▶ COMPITO DA SVOLGERE:
Scrivi il seguito del brano sulla Duplice Verità nel buddhismo Zen, partendo subito dopo la sua ultima frase.

▶ BRANO DI PARTENZA:

----------

In realtà, molti paradossi dello Zen sono applicazioni pratiche della dottrina Madhyamika della Duplice Verità. Lo scopo di queste applicazioni è di risvegliare le persone. Quindi, se possono aiutare le persone a trovare l’illuminazione, non importa in che modo vengano asserite, le espressioni verbali di questi paradossi possono essere accettate come "vere". Perché, secondo lo Zen ed il Madhyamika, la cosiddetta ‘verità’ ha un carattere pragmatico; ed il loro valore di verità risiede nella loro efficacia come mezzi per il Nirvana.
Così come il Madhyamika, anche il buddhismo Zen sostiene che la Duplice Verità non significa che vi siano due tipi fissi di verità, ma essa rappresenta i vari livelli di maturità spirituale. Il muoversi dal basso verso l’alto è un progresso spirituale dallo stato non illuminato a quello illuminato. Uno può realizzare l’illuminazione istantanea, ma ad altri possono occorrere molti passi per raggiungere questa mèta. Sembra anche che il buddhismo Zen usi l'idea Madhyamika della "Via di Mezzo della Duplice Verità" o la "Duplice Verità su tre livelli" per spiegare i diversi stadi della crescita spirituale. Questo può essere visto nella seguente famosa asserzione espressa da Ch'ing-yuan (? - 740 d.C.): "Prima che io studiassi per trenta anni lo Zen, io consideravo le montagne come montagne, ed i fiumi come fiumi. Quando arrivai ad una conoscenza più intima, giunsi al punto in cui vidi che le montagne non sono montagne, ed i fiumi non sono fiumi. Ma ora che ho colto la sua vera sostanza, io sono in pace. Perciò è giusto che io ancora una volta consideri le montagne come montagne, ed ancora una volta i fiumi come fiumi"[62].
Così come Chi-tsang, anche Ch'ing-yuan divise il processo di illuminazione in tre livelli. Nel primo, le persone ordinarie accettano e credono che qualunque cosa percepita dai loro sensi sia vera e reale. Ingenuamente, le montagne sono proprio montagne. Ma questa visione naïf è erronea e dovrebbe essere confutata. Perche, in realtà, le montagne non sono semplicemente montagne, il vero stato delle cose non può essere identificato con le apparenze dei sensi. Questa negazione potrebbe portare al rifiuto in cui non vi sono affatto montagne né fiumi. La dottrina della vacuità così sarebbe fraintesa come nichilismo e scetticismo. Perciò, si dovrebbe andare oltre questi due livelli e prendere la giusta posizione della Via di Mezzo rifiutando le visioni estreme (il realismo naïf ed il nichilismo scettico). Da questo punto di vista più alto, uno vede ancora le "stesse cose'', però senza inganni e passioni, e può realizzare la loro vera natura, ed è in questo senso che, ‘le montagne sono considerate ancora una volta montagne ed i fiumi ancora una volta come fiumi’.

----------

▶ SEZIONE DATI:
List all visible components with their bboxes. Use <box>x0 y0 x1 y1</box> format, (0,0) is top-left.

----------

▶ RISULTATO DEL COMPITO:
Secondo il Madhyamika, la scala dell’illuminazione non è limitata a tre soli livelli. Ed anche, uno non necessariamente deve percorrere molti passi per ottenere l’illuminazione. Anzi, è possibile e perfino vantaggioso se uno può vedere che tutte le cose sono vuote, sapendo solamente che una sola cosa è vuota. L'asserzione iniziale di molti capitoli del Trattato dei Dodici Ingressi è che "Tutte le cose sono vuote. Perché? Perché questa data cosa, x, è vuota" [63]. Questo implica che se una è vuota, tutte dovrebbero essere vuote. Quindi, la maggior parte dei capitoli del trattato finiscono con l’asserire che siccome ‘x’ è vuota, tutte le cose create sono vuote. Siccome le cose create sono vuote, tutte le cose non-create sono pure vuote. Quindi, poiché le cose create e quelle e non-create sono vuote, allora anche il ‘sé’ è vuoto (perciò, tutte le cose sono vuote in modo ultimo)"[64]. Alcuni buddhisti Zen sostengono, così come il Madhyamika, che uno può dover superare più di tre livelli per realizzare la natura vuota delle cose[65]. Ma essi credono anche che uno possa realizzare ‘improvvisamente’ l’illuminazione senza dover passare attraverso i vari stadi o livelli. Ciò che caratterizza lo Zen (chan) di Hui-neng è il fatto che il satori (wu) arriva in modo improvviso. Se è riconosciuta la vacuità anche di un piccola cosa, si comprenderebbe la vacuità di tutte le cose[66].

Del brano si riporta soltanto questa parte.